# Records supplied start
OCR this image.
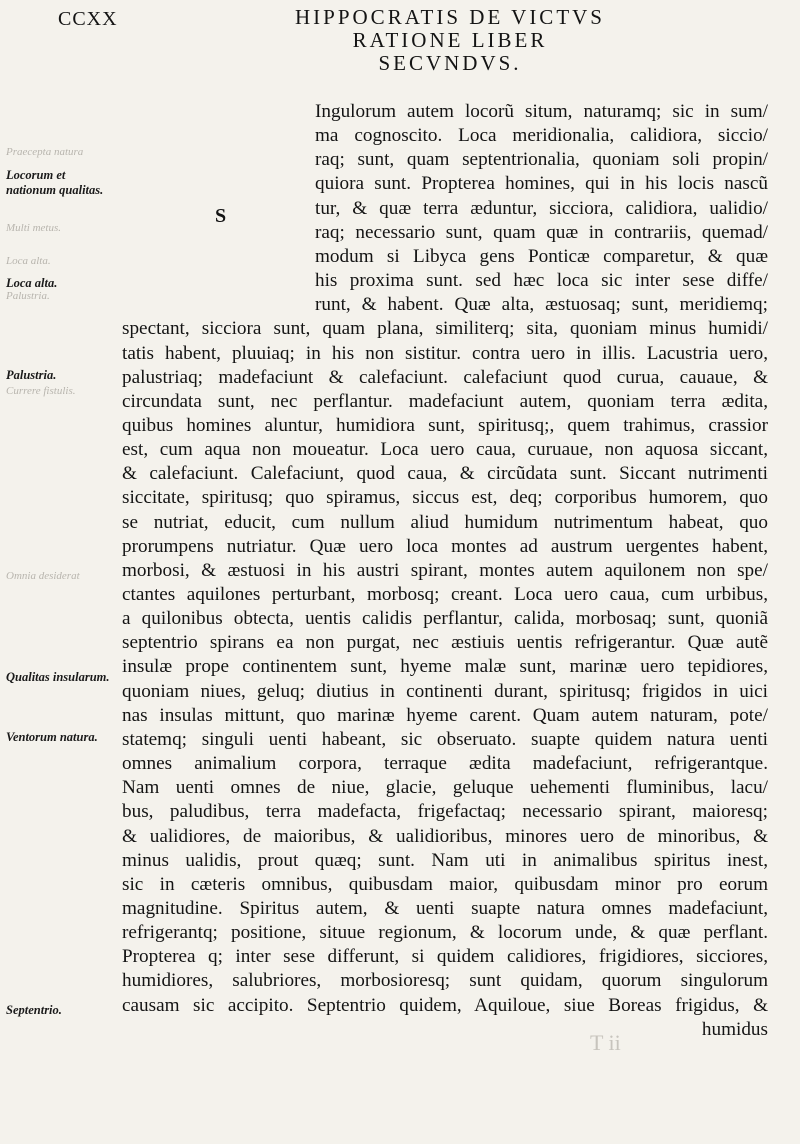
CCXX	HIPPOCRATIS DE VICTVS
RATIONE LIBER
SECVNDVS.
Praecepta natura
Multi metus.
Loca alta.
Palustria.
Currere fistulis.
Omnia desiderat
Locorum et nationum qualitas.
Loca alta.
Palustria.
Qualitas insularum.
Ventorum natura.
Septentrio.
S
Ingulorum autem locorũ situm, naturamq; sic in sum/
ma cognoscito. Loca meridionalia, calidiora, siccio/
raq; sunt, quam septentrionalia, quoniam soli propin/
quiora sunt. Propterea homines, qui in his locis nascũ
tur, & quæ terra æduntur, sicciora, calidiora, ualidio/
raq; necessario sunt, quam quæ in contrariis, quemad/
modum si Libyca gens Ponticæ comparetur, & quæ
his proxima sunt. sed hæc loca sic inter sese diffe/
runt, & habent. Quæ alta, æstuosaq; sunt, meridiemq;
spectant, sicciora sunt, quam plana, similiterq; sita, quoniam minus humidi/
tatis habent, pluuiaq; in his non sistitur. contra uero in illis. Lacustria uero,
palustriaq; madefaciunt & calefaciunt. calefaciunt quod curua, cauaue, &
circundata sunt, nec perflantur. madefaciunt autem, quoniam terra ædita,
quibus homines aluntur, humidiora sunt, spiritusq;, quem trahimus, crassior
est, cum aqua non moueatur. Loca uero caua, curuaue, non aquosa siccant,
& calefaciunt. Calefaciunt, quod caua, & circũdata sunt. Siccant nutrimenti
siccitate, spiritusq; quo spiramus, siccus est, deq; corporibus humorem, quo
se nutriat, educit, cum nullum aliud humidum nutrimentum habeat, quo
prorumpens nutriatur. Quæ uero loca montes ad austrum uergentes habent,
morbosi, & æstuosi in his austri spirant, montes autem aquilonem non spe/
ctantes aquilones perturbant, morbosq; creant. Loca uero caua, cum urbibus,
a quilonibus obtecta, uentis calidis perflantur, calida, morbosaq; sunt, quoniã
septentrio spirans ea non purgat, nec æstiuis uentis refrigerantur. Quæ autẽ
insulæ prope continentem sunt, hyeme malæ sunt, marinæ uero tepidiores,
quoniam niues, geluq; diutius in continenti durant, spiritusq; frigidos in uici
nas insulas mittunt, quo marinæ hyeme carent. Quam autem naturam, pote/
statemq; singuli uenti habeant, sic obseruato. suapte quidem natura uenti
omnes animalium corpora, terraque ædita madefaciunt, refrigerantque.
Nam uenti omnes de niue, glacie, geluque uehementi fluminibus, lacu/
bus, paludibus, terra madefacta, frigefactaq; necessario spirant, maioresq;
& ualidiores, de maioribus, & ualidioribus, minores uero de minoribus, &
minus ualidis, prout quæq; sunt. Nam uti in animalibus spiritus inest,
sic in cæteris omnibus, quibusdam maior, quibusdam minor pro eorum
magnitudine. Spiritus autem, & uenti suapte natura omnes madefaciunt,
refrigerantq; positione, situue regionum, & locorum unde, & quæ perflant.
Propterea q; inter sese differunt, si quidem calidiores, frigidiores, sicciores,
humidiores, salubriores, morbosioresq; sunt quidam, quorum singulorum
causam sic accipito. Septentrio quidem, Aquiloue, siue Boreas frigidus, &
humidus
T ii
# Records supplied end
→ Stated goal
Transcribe each line above verbatim, with the pictures left out.

→ Output
OCR this image.
CCXX	HIPPOCRATIS DE VICTVS
RATIONE LIBER
SECVNDVS.
Praecepta natura
Multi metus.
Loca alta.
Palustria.
Currere fistulis.
Omnia desiderat
Locorum et nationum qualitas.
Loca alta.
Palustria.
Qualitas insularum.
Ventorum natura.
Septentrio.
S
Ingulorum autem locorũ situm, naturamq; sic in sum/
ma cognoscito. Loca meridionalia, calidiora, siccio/
raq; sunt, quam septentrionalia, quoniam soli propin/
quiora sunt. Propterea homines, qui in his locis nascũ
tur, & quæ terra æduntur, sicciora, calidiora, ualidio/
raq; necessario sunt, quam quæ in contrariis, quemad/
modum si Libyca gens Ponticæ comparetur, & quæ
his proxima sunt. sed hæc loca sic inter sese diffe/
runt, & habent. Quæ alta, æstuosaq; sunt, meridiemq;
spectant, sicciora sunt, quam plana, similiterq; sita, quoniam minus humidi/
tatis habent, pluuiaq; in his non sistitur. contra uero in illis. Lacustria uero,
palustriaq; madefaciunt & calefaciunt. calefaciunt quod curua, cauaue, &
circundata sunt, nec perflantur. madefaciunt autem, quoniam terra ædita,
quibus homines aluntur, humidiora sunt, spiritusq;, quem trahimus, crassior
est, cum aqua non moueatur. Loca uero caua, curuaue, non aquosa siccant,
& calefaciunt. Calefaciunt, quod caua, & circũdata sunt. Siccant nutrimenti
siccitate, spiritusq; quo spiramus, siccus est, deq; corporibus humorem, quo
se nutriat, educit, cum nullum aliud humidum nutrimentum habeat, quo
prorumpens nutriatur. Quæ uero loca montes ad austrum uergentes habent,
morbosi, & æstuosi in his austri spirant, montes autem aquilonem non spe/
ctantes aquilones perturbant, morbosq; creant. Loca uero caua, cum urbibus,
a quilonibus obtecta, uentis calidis perflantur, calida, morbosaq; sunt, quoniã
septentrio spirans ea non purgat, nec æstiuis uentis refrigerantur. Quæ autẽ
insulæ prope continentem sunt, hyeme malæ sunt, marinæ uero tepidiores,
quoniam niues, geluq; diutius in continenti durant, spiritusq; frigidos in uici
nas insulas mittunt, quo marinæ hyeme carent. Quam autem naturam, pote/
statemq; singuli uenti habeant, sic obseruato. suapte quidem natura uenti
omnes animalium corpora, terraque ædita madefaciunt, refrigerantque.
Nam uenti omnes de niue, glacie, geluque uehementi fluminibus, lacu/
bus, paludibus, terra madefacta, frigefactaq; necessario spirant, maioresq;
& ualidiores, de maioribus, & ualidioribus, minores uero de minoribus, &
minus ualidis, prout quæq; sunt. Nam uti in animalibus spiritus inest,
sic in cæteris omnibus, quibusdam maior, quibusdam minor pro eorum
magnitudine. Spiritus autem, & uenti suapte natura omnes madefaciunt,
refrigerantq; positione, situue regionum, & locorum unde, & quæ perflant.
Propterea q; inter sese differunt, si quidem calidiores, frigidiores, sicciores,
humidiores, salubriores, morbosioresq; sunt quidam, quorum singulorum
causam sic accipito. Septentrio quidem, Aquiloue, siue Boreas frigidus, &
humidus
T ii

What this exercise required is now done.